## REQUIRED TASK
Read through the records below and copy each line that uses the word "into".
begin ENTRIES
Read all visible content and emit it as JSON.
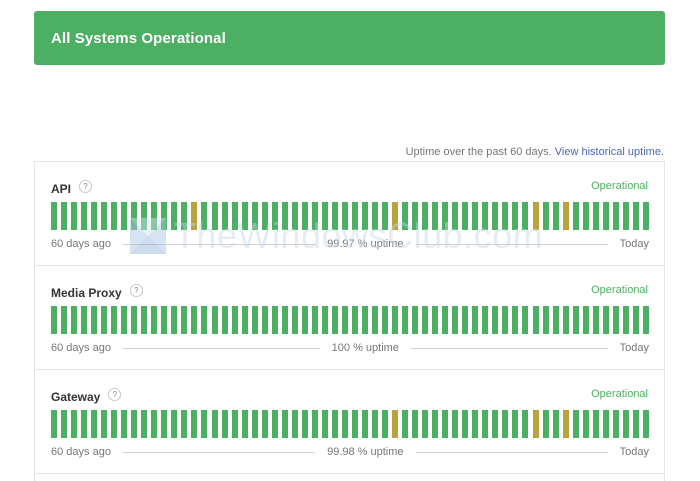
{
  "banner": {
    "title": "All Systems Operational"
  },
  "uptime_note": {
    "prefix": "Uptime over the past 60 days.",
    "link": "View historical uptime."
  },
  "components": [
    {
      "name": "API",
      "help": "?",
      "status": "Operational",
      "left_label": "60 days ago",
      "uptime": "99.97 % uptime",
      "right_label": "Today",
      "warn_days": [
        14,
        34,
        48,
        51
      ]
    },
    {
      "name": "Media Proxy",
      "help": "?",
      "status": "Operational",
      "left_label": "60 days ago",
      "uptime": "100 % uptime",
      "right_label": "Today",
      "warn_days": []
    },
    {
      "name": "Gateway",
      "help": "?",
      "status": "Operational",
      "left_label": "60 days ago",
      "uptime": "99.98 % uptime",
      "right_label": "Today",
      "warn_days": [
        34,
        48,
        51
      ]
    }
  ],
  "days": 60,
  "colors": {
    "operational": "#4caf63",
    "degraded": "#b8a33f"
  },
  "watermark": {
    "text": "TheWindowsClub.com"
  }
}
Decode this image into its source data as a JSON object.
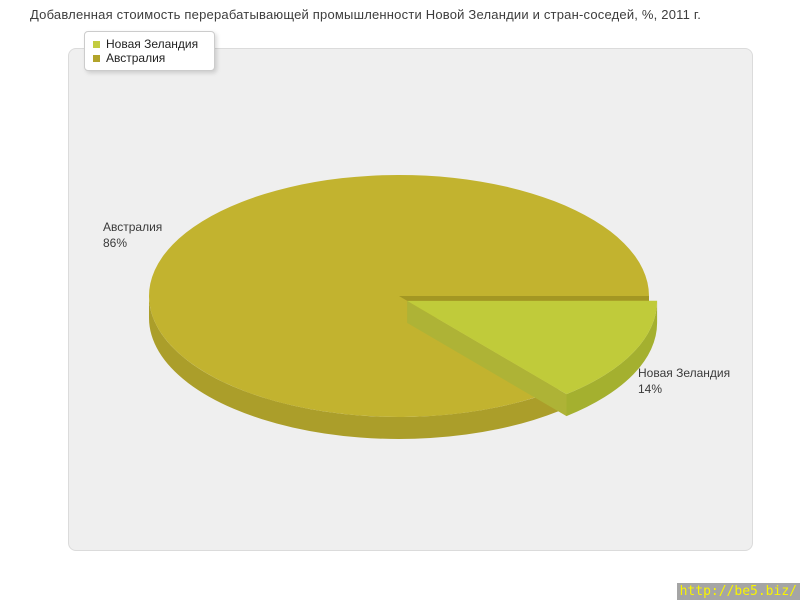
{
  "chart_data": {
    "type": "pie",
    "style_3d": true,
    "title": "Добавленная стоимость перерабатывающей промышленности Новой Зеландии и стран-соседей, %, 2011 г.",
    "legend_position": "top-left",
    "start_angle_deg": 0,
    "direction": "clockwise",
    "slices": [
      {
        "label": "Новая Зеландия",
        "value": 14,
        "pct_label": "14%",
        "color": "#c0cb3a",
        "side_color": "#a4b02f",
        "face_color": "#aeb336",
        "legend_color": "#c3cc40",
        "exploded": true
      },
      {
        "label": "Австралия",
        "value": 86,
        "pct_label": "86%",
        "color": "#c2b32f",
        "side_color": "#ab9e2a",
        "face_color": "#a39723",
        "legend_color": "#b2a42b",
        "exploded": false
      }
    ]
  },
  "panel": {
    "bg": "#efefef",
    "border": "#dbdbdb"
  },
  "footer": {
    "url": "http://be5.biz/",
    "bg": "#a5a5a5",
    "color": "#f8f400"
  }
}
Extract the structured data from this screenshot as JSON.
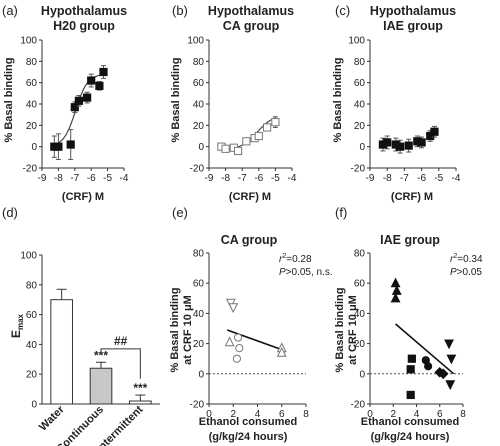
{
  "chart_data": [
    {
      "panel": "(a)",
      "type": "scatter",
      "title": "Hypothalamus",
      "subtitle": "H20 group",
      "xlabel": "(CRF) M",
      "ylabel": "% Basal binding",
      "xticks": [
        "-9",
        "-8",
        "-7",
        "-6",
        "-5",
        "-4"
      ],
      "yticks": [
        "-20",
        "0",
        "20",
        "40",
        "60",
        "80",
        "100"
      ],
      "xlim": [
        -9,
        -4
      ],
      "ylim": [
        -20,
        100
      ],
      "marker": "filled-square",
      "fit_curve": "sigmoid",
      "points": [
        {
          "x": -8.25,
          "y": 0,
          "err": 10
        },
        {
          "x": -8.0,
          "y": 0,
          "err": 12
        },
        {
          "x": -7.25,
          "y": 2,
          "err": 14
        },
        {
          "x": -7.0,
          "y": 37,
          "err": 5
        },
        {
          "x": -6.75,
          "y": 43,
          "err": 5
        },
        {
          "x": -6.25,
          "y": 46,
          "err": 5
        },
        {
          "x": -6.0,
          "y": 62,
          "err": 6
        },
        {
          "x": -5.5,
          "y": 57,
          "err": 4
        },
        {
          "x": -5.25,
          "y": 70,
          "err": 6
        }
      ]
    },
    {
      "panel": "(b)",
      "type": "scatter",
      "title": "Hypothalamus",
      "subtitle": "CA group",
      "xlabel": "(CRF) M",
      "ylabel": "% Basal binding",
      "xticks": [
        "-9",
        "-8",
        "-7",
        "-6",
        "-5",
        "-4"
      ],
      "yticks": [
        "-20",
        "0",
        "20",
        "40",
        "60",
        "80",
        "100"
      ],
      "xlim": [
        -9,
        -4
      ],
      "ylim": [
        -20,
        100
      ],
      "marker": "open-square",
      "fit_curve": "sigmoid",
      "points": [
        {
          "x": -8.25,
          "y": 0,
          "err": 3
        },
        {
          "x": -8.0,
          "y": -2,
          "err": 3
        },
        {
          "x": -7.5,
          "y": -1,
          "err": 3
        },
        {
          "x": -7.25,
          "y": -4,
          "err": 3
        },
        {
          "x": -6.75,
          "y": 5,
          "err": 3
        },
        {
          "x": -6.25,
          "y": 8,
          "err": 3
        },
        {
          "x": -6.0,
          "y": 10,
          "err": 3
        },
        {
          "x": -5.5,
          "y": 18,
          "err": 3
        },
        {
          "x": -5.0,
          "y": 23,
          "err": 5
        }
      ]
    },
    {
      "panel": "(c)",
      "type": "scatter",
      "title": "Hypothalamus",
      "subtitle": "IAE group",
      "xlabel": "(CRF) M",
      "ylabel": "% Basal binding",
      "xticks": [
        "-9",
        "-8",
        "-7",
        "-6",
        "-5",
        "-4"
      ],
      "yticks": [
        "-20",
        "0",
        "20",
        "40",
        "60",
        "80",
        "100"
      ],
      "xlim": [
        -9,
        -4
      ],
      "ylim": [
        -20,
        100
      ],
      "marker": "filled-square",
      "fit_curve": "none",
      "points": [
        {
          "x": -8.25,
          "y": 2,
          "err": 6
        },
        {
          "x": -8.0,
          "y": 4,
          "err": 6
        },
        {
          "x": -7.5,
          "y": 2,
          "err": 6
        },
        {
          "x": -7.25,
          "y": 0,
          "err": 6
        },
        {
          "x": -6.75,
          "y": 1,
          "err": 6
        },
        {
          "x": -6.25,
          "y": 5,
          "err": 5
        },
        {
          "x": -6.0,
          "y": 4,
          "err": 5
        },
        {
          "x": -5.5,
          "y": 10,
          "err": 5
        },
        {
          "x": -5.25,
          "y": 14,
          "err": 5
        }
      ]
    },
    {
      "panel": "(d)",
      "type": "bar",
      "ylabel": "E",
      "ylabel_sub": "max",
      "categories": [
        "Water",
        "Continuous",
        "Intermittent"
      ],
      "values": [
        70,
        24,
        2
      ],
      "errors": [
        7,
        4,
        4
      ],
      "colors": [
        "#ffffff",
        "#c8c8c8",
        "#ffffff"
      ],
      "yticks": [
        "0",
        "20",
        "40",
        "60",
        "80",
        "100"
      ],
      "ylim": [
        0,
        100
      ],
      "annotations": [
        {
          "category": "Continuous",
          "text": "***"
        },
        {
          "category": "Intermittent",
          "text": "***"
        }
      ],
      "bracket_text": "##"
    },
    {
      "panel": "(e)",
      "type": "scatter",
      "title": "CA group",
      "xlabel": "Ethanol consumed",
      "xlabel2": "(g/kg/24 hours)",
      "ylabel": "% Basal binding",
      "ylabel2": "at CRF 10 μM",
      "stat_r2": "=0.28",
      "stat_p": ">0.05, n.s.",
      "xticks": [
        "0",
        "2",
        "4",
        "6",
        "8"
      ],
      "yticks": [
        "-20",
        "0",
        "20",
        "40",
        "60",
        "80"
      ],
      "xlim": [
        0,
        8
      ],
      "ylim": [
        -20,
        80
      ],
      "regression": {
        "x1": 1.5,
        "y1": 29,
        "x2": 6,
        "y2": 16
      },
      "series": [
        {
          "marker": "open-triangle-down",
          "points": [
            {
              "x": 1.8,
              "y": 47
            },
            {
              "x": 2.0,
              "y": 44
            }
          ]
        },
        {
          "marker": "open-triangle-up",
          "points": [
            {
              "x": 1.7,
              "y": 21
            },
            {
              "x": 6.0,
              "y": 17
            },
            {
              "x": 6.0,
              "y": 14
            }
          ]
        },
        {
          "marker": "open-circle",
          "points": [
            {
              "x": 2.4,
              "y": 24
            },
            {
              "x": 2.5,
              "y": 17
            },
            {
              "x": 2.3,
              "y": 10
            }
          ]
        }
      ]
    },
    {
      "panel": "(f)",
      "type": "scatter",
      "title": "IAE group",
      "xlabel": "Ethanol consumed",
      "xlabel2": "(g/kg/24 hours)",
      "ylabel": "% Basal binding",
      "ylabel2": "at CRF 10 μM",
      "stat_r2": "=0.34",
      "stat_p": ">0.05",
      "xticks": [
        "0",
        "2",
        "4",
        "6",
        "8"
      ],
      "yticks": [
        "-20",
        "0",
        "20",
        "40",
        "60",
        "80"
      ],
      "xlim": [
        0,
        8
      ],
      "ylim": [
        -20,
        80
      ],
      "regression": {
        "x1": 2.2,
        "y1": 33,
        "x2": 7.2,
        "y2": 0
      },
      "series": [
        {
          "marker": "filled-triangle-up",
          "points": [
            {
              "x": 2.2,
              "y": 60
            },
            {
              "x": 2.3,
              "y": 55
            },
            {
              "x": 2.2,
              "y": 50
            }
          ]
        },
        {
          "marker": "filled-square",
          "points": [
            {
              "x": 3.6,
              "y": 10
            },
            {
              "x": 3.5,
              "y": 3
            },
            {
              "x": 3.5,
              "y": -14
            }
          ]
        },
        {
          "marker": "filled-circle",
          "points": [
            {
              "x": 4.8,
              "y": 9
            },
            {
              "x": 5.0,
              "y": 5
            }
          ]
        },
        {
          "marker": "filled-diamond",
          "points": [
            {
              "x": 6.0,
              "y": 1
            },
            {
              "x": 6.3,
              "y": 0
            }
          ]
        },
        {
          "marker": "filled-triangle-down",
          "points": [
            {
              "x": 6.8,
              "y": 20
            },
            {
              "x": 7.0,
              "y": 10
            },
            {
              "x": 6.9,
              "y": -7
            }
          ]
        }
      ]
    }
  ]
}
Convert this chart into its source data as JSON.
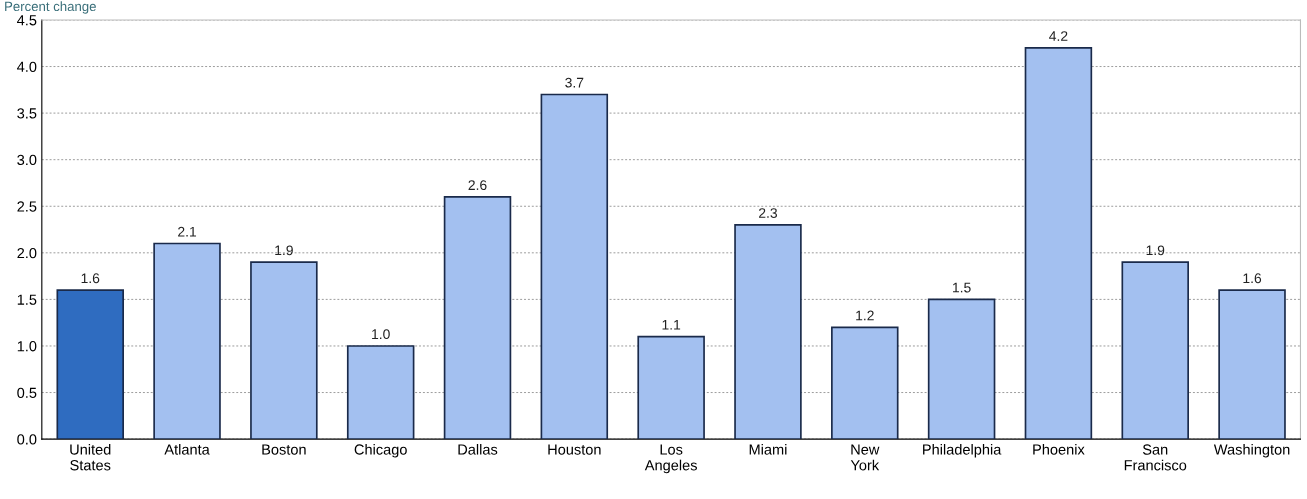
end ENTRIES
## CORRECT RESULT
Decode this image into its source data as a JSON object.
Convert this chart into its source data as JSON.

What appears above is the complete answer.